▶ [Brief] Your task is to copy the material exactly.

### Data for this task ###

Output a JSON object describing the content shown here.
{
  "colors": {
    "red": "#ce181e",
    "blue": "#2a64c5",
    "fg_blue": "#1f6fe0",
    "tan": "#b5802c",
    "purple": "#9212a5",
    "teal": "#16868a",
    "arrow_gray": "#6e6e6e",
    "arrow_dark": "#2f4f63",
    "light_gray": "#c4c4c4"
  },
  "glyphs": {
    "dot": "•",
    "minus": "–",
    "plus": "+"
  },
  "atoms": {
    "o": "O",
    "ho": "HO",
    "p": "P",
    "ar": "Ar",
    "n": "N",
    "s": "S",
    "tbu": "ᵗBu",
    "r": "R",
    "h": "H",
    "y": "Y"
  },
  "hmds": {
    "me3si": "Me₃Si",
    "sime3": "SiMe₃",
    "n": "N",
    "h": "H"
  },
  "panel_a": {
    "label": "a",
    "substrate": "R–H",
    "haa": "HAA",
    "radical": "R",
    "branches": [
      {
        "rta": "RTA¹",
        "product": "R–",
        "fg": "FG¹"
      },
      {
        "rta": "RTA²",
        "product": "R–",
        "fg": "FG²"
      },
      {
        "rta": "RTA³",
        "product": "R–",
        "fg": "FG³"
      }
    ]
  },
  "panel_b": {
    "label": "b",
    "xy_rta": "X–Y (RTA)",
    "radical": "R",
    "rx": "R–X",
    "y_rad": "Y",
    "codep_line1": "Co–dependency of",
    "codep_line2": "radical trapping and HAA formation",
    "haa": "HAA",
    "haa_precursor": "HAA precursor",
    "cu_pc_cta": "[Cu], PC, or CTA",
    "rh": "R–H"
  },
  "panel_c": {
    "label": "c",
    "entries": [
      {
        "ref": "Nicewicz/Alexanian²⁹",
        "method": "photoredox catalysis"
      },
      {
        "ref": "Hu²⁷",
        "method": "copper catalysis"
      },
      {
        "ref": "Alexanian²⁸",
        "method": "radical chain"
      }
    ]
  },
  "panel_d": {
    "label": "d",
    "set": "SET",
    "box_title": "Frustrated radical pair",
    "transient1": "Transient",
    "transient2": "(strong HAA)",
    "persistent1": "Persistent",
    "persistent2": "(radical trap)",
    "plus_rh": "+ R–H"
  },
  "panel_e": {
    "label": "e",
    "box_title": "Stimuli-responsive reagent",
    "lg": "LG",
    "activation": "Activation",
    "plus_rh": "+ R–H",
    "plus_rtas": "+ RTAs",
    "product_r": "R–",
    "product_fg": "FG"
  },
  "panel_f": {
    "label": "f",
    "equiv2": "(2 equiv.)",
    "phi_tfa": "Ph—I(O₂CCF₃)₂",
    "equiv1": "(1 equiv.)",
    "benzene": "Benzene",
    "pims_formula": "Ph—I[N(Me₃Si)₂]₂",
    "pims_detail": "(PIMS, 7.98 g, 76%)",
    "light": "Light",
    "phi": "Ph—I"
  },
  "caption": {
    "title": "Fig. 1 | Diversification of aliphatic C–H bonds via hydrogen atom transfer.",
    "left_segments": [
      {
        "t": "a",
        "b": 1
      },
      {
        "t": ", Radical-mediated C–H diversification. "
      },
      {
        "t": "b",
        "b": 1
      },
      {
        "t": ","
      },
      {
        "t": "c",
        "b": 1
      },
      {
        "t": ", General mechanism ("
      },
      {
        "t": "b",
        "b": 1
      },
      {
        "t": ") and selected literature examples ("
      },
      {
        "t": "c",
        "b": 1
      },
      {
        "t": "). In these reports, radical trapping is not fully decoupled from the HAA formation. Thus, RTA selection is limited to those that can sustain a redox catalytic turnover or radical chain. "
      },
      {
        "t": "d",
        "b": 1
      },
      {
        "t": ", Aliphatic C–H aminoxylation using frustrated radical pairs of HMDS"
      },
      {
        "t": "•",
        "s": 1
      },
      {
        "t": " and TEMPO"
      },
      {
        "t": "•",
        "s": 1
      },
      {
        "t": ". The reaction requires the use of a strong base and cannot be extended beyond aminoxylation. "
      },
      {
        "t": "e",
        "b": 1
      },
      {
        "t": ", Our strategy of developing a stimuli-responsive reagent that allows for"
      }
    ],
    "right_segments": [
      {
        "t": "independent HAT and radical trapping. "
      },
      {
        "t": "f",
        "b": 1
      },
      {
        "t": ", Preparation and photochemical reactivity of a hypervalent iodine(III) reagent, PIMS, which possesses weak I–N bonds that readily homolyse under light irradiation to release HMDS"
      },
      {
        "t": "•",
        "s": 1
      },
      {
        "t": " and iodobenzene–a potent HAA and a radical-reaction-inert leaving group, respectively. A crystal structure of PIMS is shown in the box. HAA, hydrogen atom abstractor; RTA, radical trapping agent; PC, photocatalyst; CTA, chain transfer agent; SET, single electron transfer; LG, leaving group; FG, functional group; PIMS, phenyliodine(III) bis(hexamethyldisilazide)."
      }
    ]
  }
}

###

▶ [Task solution]
Output a JSON object describing the content shown here.
{
  "colors": {
    "red": "#ce181e",
    "blue": "#2a64c5",
    "fg_blue": "#1f6fe0",
    "tan": "#b5802c",
    "purple": "#9212a5",
    "teal": "#16868a",
    "arrow_gray": "#6e6e6e",
    "arrow_dark": "#2f4f63",
    "light_gray": "#c4c4c4"
  },
  "glyphs": {
    "dot": "•",
    "minus": "–",
    "plus": "+"
  },
  "atoms": {
    "o": "O",
    "ho": "HO",
    "p": "P",
    "ar": "Ar",
    "n": "N",
    "s": "S",
    "tbu": "ᵗBu",
    "r": "R",
    "h": "H",
    "y": "Y"
  },
  "hmds": {
    "me3si": "Me₃Si",
    "sime3": "SiMe₃",
    "n": "N",
    "h": "H"
  },
  "panel_a": {
    "label": "a",
    "substrate": "R–H",
    "haa": "HAA",
    "radical": "R",
    "branches": [
      {
        "rta": "RTA¹",
        "product": "R–",
        "fg": "FG¹"
      },
      {
        "rta": "RTA²",
        "product": "R–",
        "fg": "FG²"
      },
      {
        "rta": "RTA³",
        "product": "R–",
        "fg": "FG³"
      }
    ]
  },
  "panel_b": {
    "label": "b",
    "xy_rta": "X–Y (RTA)",
    "radical": "R",
    "rx": "R–X",
    "y_rad": "Y",
    "codep_line1": "Co–dependency of",
    "codep_line2": "radical trapping and HAA formation",
    "haa": "HAA",
    "haa_precursor": "HAA precursor",
    "cu_pc_cta": "[Cu], PC, or CTA",
    "rh": "R–H"
  },
  "panel_c": {
    "label": "c",
    "entries": [
      {
        "ref": "Nicewicz/Alexanian²⁹",
        "method": "photoredox catalysis"
      },
      {
        "ref": "Hu²⁷",
        "method": "copper catalysis"
      },
      {
        "ref": "Alexanian²⁸",
        "method": "radical chain"
      }
    ]
  },
  "panel_d": {
    "label": "d",
    "set": "SET",
    "box_title": "Frustrated radical pair",
    "transient1": "Transient",
    "transient2": "(strong HAA)",
    "persistent1": "Persistent",
    "persistent2": "(radical trap)",
    "plus_rh": "+ R–H"
  },
  "panel_e": {
    "label": "e",
    "box_title": "Stimuli-responsive reagent",
    "lg": "LG",
    "activation": "Activation",
    "plus_rh": "+ R–H",
    "plus_rtas": "+ RTAs",
    "product_r": "R–",
    "product_fg": "FG"
  },
  "panel_f": {
    "label": "f",
    "equiv2": "(2 equiv.)",
    "phi_tfa": "Ph—I(O₂CCF₃)₂",
    "equiv1": "(1 equiv.)",
    "benzene": "Benzene",
    "pims_formula": "Ph—I[N(Me₃Si)₂]₂",
    "pims_detail": "(PIMS, 7.98 g, 76%)",
    "light": "Light",
    "phi": "Ph—I"
  },
  "caption": {
    "title": "Fig. 1 | Diversification of aliphatic C–H bonds via hydrogen atom transfer.",
    "left_segments": [
      {
        "t": "a",
        "b": 1
      },
      {
        "t": ", Radical-mediated C–H diversification. "
      },
      {
        "t": "b",
        "b": 1
      },
      {
        "t": ","
      },
      {
        "t": "c",
        "b": 1
      },
      {
        "t": ", General mechanism ("
      },
      {
        "t": "b",
        "b": 1
      },
      {
        "t": ") and selected literature examples ("
      },
      {
        "t": "c",
        "b": 1
      },
      {
        "t": "). In these reports, radical trapping is not fully decoupled from the HAA formation. Thus, RTA selection is limited to those that can sustain a redox catalytic turnover or radical chain. "
      },
      {
        "t": "d",
        "b": 1
      },
      {
        "t": ", Aliphatic C–H aminoxylation using frustrated radical pairs of HMDS"
      },
      {
        "t": "•",
        "s": 1
      },
      {
        "t": " and TEMPO"
      },
      {
        "t": "•",
        "s": 1
      },
      {
        "t": ". The reaction requires the use of a strong base and cannot be extended beyond aminoxylation. "
      },
      {
        "t": "e",
        "b": 1
      },
      {
        "t": ", Our strategy of developing a stimuli-responsive reagent that allows for"
      }
    ],
    "right_segments": [
      {
        "t": "independent HAT and radical trapping. "
      },
      {
        "t": "f",
        "b": 1
      },
      {
        "t": ", Preparation and photochemical reactivity of a hypervalent iodine(III) reagent, PIMS, which possesses weak I–N bonds that readily homolyse under light irradiation to release HMDS"
      },
      {
        "t": "•",
        "s": 1
      },
      {
        "t": " and iodobenzene–a potent HAA and a radical-reaction-inert leaving group, respectively. A crystal structure of PIMS is shown in the box. HAA, hydrogen atom abstractor; RTA, radical trapping agent; PC, photocatalyst; CTA, chain transfer agent; SET, single electron transfer; LG, leaving group; FG, functional group; PIMS, phenyliodine(III) bis(hexamethyldisilazide)."
      }
    ]
  }
}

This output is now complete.